═════ Data entries
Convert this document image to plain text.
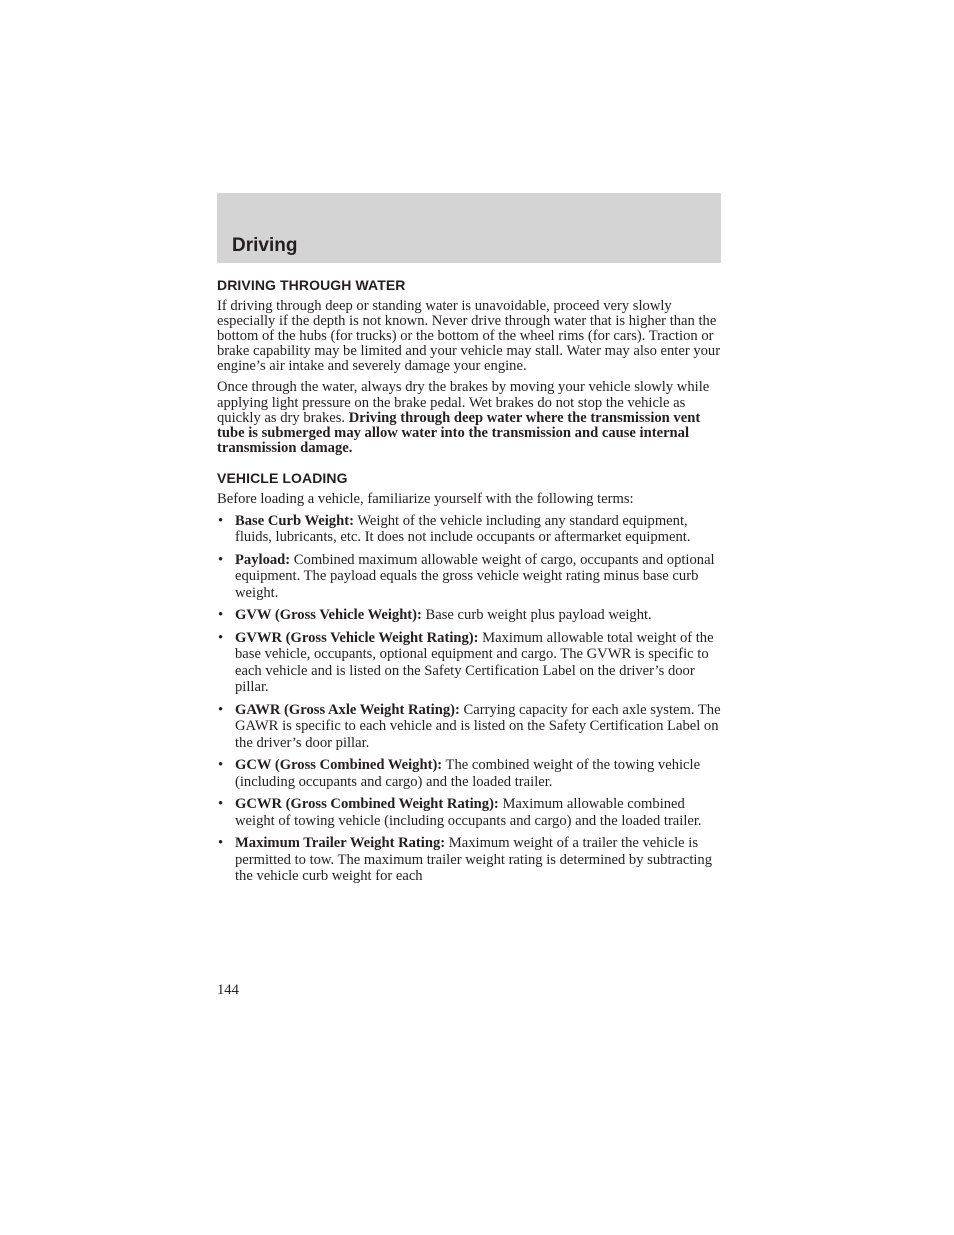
Driving
DRIVING THROUGH WATER

If driving through deep or standing water is unavoidable, proceed very slowly especially if the depth is not known. Never drive through water that is higher than the bottom of the hubs (for trucks) or the bottom of the wheel rims (for cars). Traction or brake capability may be limited and your vehicle may stall. Water may also enter your engine’s air intake and severely damage your engine.

Once through the water, always dry the brakes by moving your vehicle slowly while applying light pressure on the brake pedal. Wet brakes do not stop the vehicle as quickly as dry brakes. Driving through deep water where the transmission vent tube is submerged may allow water into the transmission and cause internal transmission damage.

VEHICLE LOADING

Before loading a vehicle, familiarize yourself with the following terms:

• Base Curb Weight: Weight of the vehicle including any standard equipment, fluids, lubricants, etc. It does not include occupants or aftermarket equipment.
• Payload: Combined maximum allowable weight of cargo, occupants and optional equipment. The payload equals the gross vehicle weight rating minus base curb weight.
• GVW (Gross Vehicle Weight): Base curb weight plus payload weight.
• GVWR (Gross Vehicle Weight Rating): Maximum allowable total weight of the base vehicle, occupants, optional equipment and cargo. The GVWR is specific to each vehicle and is listed on the Safety Certification Label on the driver’s door pillar.
• GAWR (Gross Axle Weight Rating): Carrying capacity for each axle system. The GAWR is specific to each vehicle and is listed on the Safety Certification Label on the driver’s door pillar.
• GCW (Gross Combined Weight): The combined weight of the towing vehicle (including occupants and cargo) and the loaded trailer.
• GCWR (Gross Combined Weight Rating): Maximum allowable combined weight of towing vehicle (including occupants and cargo) and the loaded trailer.
• Maximum Trailer Weight Rating: Maximum weight of a trailer the vehicle is permitted to tow. The maximum trailer weight rating is determined by subtracting the vehicle curb weight for each

144
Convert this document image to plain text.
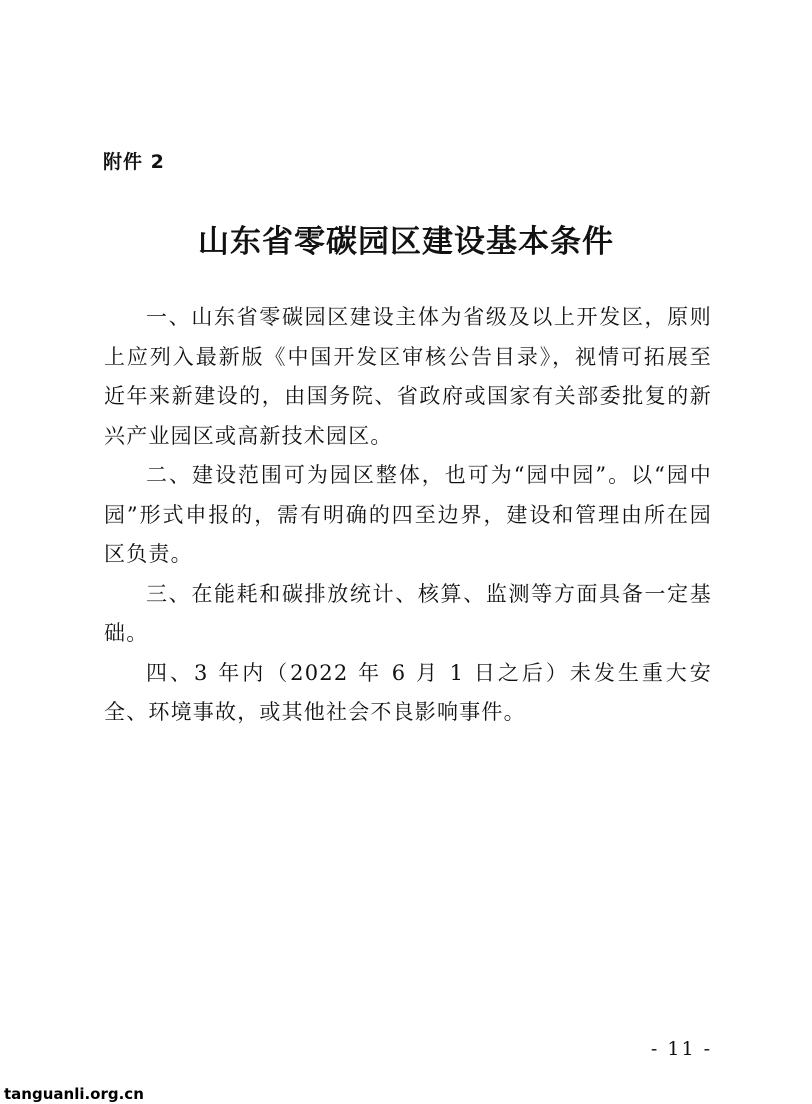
附件 2
山东省零碳园区建设基本条件

一、山东省零碳园区建设主体为省级及以上开发区，原则上应列入最新版《中国开发区审核公告目录》，视情可拓展至近年来新建设的，由国务院、省政府或国家有关部委批复的新兴产业园区或高新技术园区。

二、建设范围可为园区整体，也可为“园中园”。以“园中园”形式申报的，需有明确的四至边界，建设和管理由所在园区负责。

三、在能耗和碳排放统计、核算、监测等方面具备一定基础。

四、3 年内（2022 年 6 月 1 日之后）未发生重大安全、环境事故，或其他社会不良影响事件。

- 11 -
tanguanli.org.cn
══════════
• _Aim of the task_: Do not include images; quote all of the entries above exactly.

• _Exercise solution_:
Convert this document image to plain text.
Driving
DRIVING THROUGH WATER

If driving through deep or standing water is unavoidable, proceed very slowly especially if the depth is not known. Never drive through water that is higher than the bottom of the hubs (for trucks) or the bottom of the wheel rims (for cars). Traction or brake capability may be limited and your vehicle may stall. Water may also enter your engine’s air intake and severely damage your engine.

Once through the water, always dry the brakes by moving your vehicle slowly while applying light pressure on the brake pedal. Wet brakes do not stop the vehicle as quickly as dry brakes. Driving through deep water where the transmission vent tube is submerged may allow water into the transmission and cause internal transmission damage.

VEHICLE LOADING

Before loading a vehicle, familiarize yourself with the following terms:

• Base Curb Weight: Weight of the vehicle including any standard equipment, fluids, lubricants, etc. It does not include occupants or aftermarket equipment.
• Payload: Combined maximum allowable weight of cargo, occupants and optional equipment. The payload equals the gross vehicle weight rating minus base curb weight.
• GVW (Gross Vehicle Weight): Base curb weight plus payload weight.
• GVWR (Gross Vehicle Weight Rating): Maximum allowable total weight of the base vehicle, occupants, optional equipment and cargo. The GVWR is specific to each vehicle and is listed on the Safety Certification Label on the driver’s door pillar.
• GAWR (Gross Axle Weight Rating): Carrying capacity for each axle system. The GAWR is specific to each vehicle and is listed on the Safety Certification Label on the driver’s door pillar.
• GCW (Gross Combined Weight): The combined weight of the towing vehicle (including occupants and cargo) and the loaded trailer.
• GCWR (Gross Combined Weight Rating): Maximum allowable combined weight of towing vehicle (including occupants and cargo) and the loaded trailer.
• Maximum Trailer Weight Rating: Maximum weight of a trailer the vehicle is permitted to tow. The maximum trailer weight rating is determined by subtracting the vehicle curb weight for each

144
Convert this document image to plain text.
附件 2
山东省零碳园区建设基本条件

一、山东省零碳园区建设主体为省级及以上开发区，原则上应列入最新版《中国开发区审核公告目录》，视情可拓展至近年来新建设的，由国务院、省政府或国家有关部委批复的新兴产业园区或高新技术园区。

二、建设范围可为园区整体，也可为“园中园”。以“园中园”形式申报的，需有明确的四至边界，建设和管理由所在园区负责。

三、在能耗和碳排放统计、核算、监测等方面具备一定基础。

四、3 年内（2022 年 6 月 1 日之后）未发生重大安全、环境事故，或其他社会不良影响事件。

- 11 -
tanguanli.org.cn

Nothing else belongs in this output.